_AIM_. Draw out every line with the word "Scheduling" from the listing below.

_INPUT ROWS_.
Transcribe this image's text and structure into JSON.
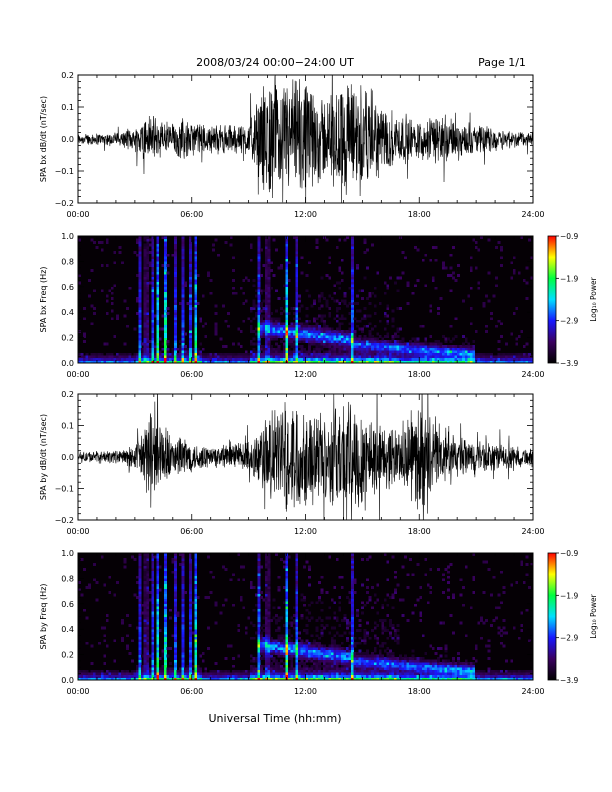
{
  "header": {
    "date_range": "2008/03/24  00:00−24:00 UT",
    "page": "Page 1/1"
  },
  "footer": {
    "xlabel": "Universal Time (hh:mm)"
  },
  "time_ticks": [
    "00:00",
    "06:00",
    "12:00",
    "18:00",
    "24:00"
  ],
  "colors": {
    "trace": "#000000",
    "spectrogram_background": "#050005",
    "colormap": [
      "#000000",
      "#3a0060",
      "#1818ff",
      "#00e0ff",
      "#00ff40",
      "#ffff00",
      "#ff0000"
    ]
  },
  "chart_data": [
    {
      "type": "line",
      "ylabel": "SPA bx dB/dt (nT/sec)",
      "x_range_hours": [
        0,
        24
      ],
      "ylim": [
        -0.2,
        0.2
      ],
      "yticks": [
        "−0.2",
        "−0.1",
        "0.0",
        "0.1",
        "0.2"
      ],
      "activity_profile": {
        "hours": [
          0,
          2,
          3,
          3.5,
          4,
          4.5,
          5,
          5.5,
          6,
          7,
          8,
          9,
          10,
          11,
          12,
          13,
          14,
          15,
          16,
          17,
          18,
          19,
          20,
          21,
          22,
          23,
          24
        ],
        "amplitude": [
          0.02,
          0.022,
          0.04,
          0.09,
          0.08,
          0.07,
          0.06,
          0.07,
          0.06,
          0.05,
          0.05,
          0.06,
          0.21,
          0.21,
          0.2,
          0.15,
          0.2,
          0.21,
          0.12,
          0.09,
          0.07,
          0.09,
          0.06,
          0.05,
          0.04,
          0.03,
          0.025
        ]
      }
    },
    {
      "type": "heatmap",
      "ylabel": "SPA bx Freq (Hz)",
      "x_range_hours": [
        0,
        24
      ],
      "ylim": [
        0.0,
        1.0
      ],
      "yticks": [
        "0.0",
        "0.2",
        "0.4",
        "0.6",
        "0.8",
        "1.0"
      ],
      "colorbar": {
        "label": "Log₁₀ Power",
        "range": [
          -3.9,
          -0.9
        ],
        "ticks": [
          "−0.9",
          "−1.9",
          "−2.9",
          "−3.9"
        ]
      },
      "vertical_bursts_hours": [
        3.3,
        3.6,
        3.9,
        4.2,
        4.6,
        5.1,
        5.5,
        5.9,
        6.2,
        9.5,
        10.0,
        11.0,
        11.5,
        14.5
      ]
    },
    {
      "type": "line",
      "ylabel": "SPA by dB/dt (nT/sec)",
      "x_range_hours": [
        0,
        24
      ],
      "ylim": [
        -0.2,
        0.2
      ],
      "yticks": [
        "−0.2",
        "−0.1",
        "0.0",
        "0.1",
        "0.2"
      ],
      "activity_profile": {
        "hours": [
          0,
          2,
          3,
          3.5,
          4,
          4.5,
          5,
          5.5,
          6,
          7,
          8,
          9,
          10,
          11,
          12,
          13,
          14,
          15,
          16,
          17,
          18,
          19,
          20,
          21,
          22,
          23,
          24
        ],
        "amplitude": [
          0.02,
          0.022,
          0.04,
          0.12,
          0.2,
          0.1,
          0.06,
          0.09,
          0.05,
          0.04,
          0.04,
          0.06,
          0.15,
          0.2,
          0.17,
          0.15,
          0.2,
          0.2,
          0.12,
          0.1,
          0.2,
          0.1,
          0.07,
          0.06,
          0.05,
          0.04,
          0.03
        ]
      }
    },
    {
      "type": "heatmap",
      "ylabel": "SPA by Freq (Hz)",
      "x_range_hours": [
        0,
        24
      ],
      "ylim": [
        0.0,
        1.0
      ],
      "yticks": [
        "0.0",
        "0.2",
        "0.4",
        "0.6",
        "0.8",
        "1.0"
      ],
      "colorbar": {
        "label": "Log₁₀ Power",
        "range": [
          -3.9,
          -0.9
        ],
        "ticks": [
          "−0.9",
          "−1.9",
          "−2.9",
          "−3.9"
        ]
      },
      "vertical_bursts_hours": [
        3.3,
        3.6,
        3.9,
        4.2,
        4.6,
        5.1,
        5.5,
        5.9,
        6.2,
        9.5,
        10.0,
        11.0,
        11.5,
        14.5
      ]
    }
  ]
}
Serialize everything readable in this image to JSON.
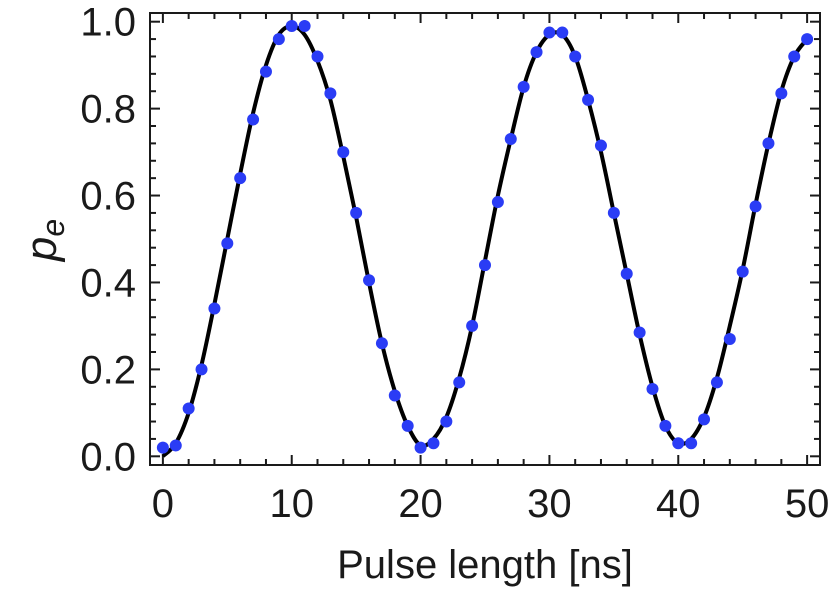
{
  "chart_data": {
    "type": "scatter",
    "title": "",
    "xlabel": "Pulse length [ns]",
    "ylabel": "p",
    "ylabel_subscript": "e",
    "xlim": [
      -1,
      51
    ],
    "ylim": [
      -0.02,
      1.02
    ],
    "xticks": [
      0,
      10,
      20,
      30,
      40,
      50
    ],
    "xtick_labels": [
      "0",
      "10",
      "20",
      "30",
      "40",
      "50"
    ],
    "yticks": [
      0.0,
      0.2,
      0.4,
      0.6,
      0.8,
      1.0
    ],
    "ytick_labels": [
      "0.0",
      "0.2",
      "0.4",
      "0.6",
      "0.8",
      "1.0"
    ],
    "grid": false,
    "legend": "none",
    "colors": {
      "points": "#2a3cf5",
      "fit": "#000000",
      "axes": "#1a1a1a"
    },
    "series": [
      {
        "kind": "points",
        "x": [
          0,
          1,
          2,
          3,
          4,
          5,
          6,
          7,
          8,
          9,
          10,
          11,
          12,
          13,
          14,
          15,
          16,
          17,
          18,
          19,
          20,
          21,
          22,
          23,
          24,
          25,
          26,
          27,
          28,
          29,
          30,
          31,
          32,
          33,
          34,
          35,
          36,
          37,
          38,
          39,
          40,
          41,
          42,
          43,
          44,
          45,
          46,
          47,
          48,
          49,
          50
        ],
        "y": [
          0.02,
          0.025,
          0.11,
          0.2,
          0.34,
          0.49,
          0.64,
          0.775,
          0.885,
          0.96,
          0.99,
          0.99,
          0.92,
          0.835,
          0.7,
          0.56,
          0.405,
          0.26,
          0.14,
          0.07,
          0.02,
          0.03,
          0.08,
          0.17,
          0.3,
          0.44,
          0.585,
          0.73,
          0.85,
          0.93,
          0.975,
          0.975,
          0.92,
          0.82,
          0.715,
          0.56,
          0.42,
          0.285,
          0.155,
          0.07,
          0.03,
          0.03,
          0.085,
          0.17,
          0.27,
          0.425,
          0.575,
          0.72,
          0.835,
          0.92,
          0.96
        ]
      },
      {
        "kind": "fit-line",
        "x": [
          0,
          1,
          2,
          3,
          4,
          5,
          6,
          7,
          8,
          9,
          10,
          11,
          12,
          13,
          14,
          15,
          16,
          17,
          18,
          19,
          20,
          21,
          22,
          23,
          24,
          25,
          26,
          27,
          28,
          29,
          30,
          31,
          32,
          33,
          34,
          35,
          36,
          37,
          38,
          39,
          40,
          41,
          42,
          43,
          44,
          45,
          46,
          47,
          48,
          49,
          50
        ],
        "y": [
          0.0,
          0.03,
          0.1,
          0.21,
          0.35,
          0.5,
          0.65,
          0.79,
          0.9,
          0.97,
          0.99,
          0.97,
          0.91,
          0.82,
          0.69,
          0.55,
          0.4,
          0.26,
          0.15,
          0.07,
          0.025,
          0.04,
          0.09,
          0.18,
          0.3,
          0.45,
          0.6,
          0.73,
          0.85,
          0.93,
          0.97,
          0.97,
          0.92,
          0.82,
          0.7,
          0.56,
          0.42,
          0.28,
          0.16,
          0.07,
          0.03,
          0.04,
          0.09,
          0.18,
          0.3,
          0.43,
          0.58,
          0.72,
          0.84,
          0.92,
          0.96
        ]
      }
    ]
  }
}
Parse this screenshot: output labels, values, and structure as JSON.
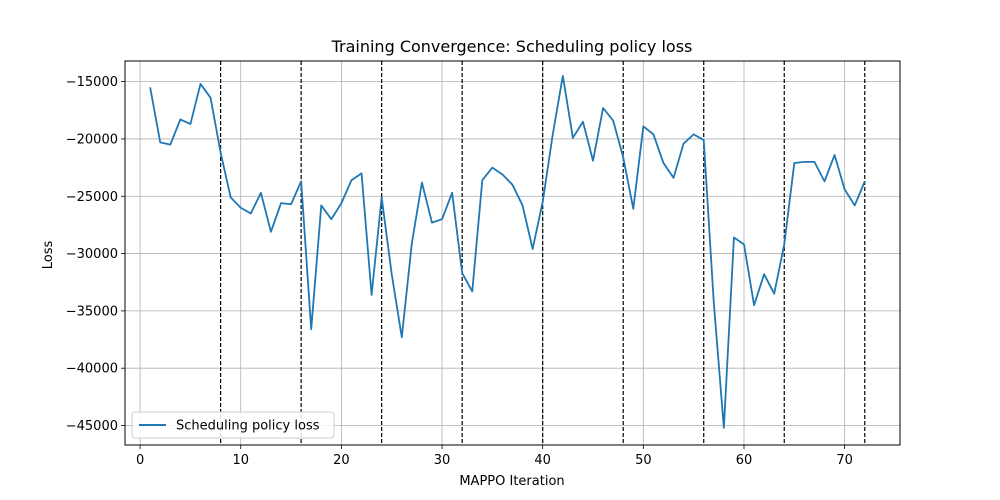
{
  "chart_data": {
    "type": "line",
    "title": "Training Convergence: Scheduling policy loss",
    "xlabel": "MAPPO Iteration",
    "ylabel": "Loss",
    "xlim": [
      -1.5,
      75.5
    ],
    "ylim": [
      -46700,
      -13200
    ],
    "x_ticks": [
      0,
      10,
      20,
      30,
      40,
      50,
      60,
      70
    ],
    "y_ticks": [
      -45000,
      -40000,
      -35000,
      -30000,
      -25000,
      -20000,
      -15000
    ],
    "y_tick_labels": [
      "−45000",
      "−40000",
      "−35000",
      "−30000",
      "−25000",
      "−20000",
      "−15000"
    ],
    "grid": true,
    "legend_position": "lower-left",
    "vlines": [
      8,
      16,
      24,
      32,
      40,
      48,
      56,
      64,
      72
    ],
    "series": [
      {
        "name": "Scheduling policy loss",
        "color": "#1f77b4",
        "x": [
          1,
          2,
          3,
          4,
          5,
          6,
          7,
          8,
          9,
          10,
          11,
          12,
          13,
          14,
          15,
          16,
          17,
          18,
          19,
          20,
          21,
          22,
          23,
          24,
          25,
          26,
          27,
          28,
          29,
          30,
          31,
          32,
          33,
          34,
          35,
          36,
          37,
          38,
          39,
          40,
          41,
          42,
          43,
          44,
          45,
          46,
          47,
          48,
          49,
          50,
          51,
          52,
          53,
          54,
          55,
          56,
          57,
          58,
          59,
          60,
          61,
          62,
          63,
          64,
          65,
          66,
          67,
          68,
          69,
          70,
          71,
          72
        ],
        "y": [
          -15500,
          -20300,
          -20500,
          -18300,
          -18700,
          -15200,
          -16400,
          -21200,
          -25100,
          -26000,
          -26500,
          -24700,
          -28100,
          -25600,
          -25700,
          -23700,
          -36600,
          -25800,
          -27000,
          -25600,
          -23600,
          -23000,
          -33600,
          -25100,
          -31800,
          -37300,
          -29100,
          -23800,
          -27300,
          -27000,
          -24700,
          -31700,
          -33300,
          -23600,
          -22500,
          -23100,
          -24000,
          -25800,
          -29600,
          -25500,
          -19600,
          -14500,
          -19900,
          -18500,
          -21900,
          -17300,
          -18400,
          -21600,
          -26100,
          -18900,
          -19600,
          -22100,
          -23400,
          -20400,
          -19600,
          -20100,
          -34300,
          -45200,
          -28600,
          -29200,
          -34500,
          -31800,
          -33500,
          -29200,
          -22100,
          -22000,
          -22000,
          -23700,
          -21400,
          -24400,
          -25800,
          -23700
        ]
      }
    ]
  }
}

_TASK RESULT_.
    "title": "Training Convergence: Scheduling policy loss",
        "name": "Scheduling policy loss",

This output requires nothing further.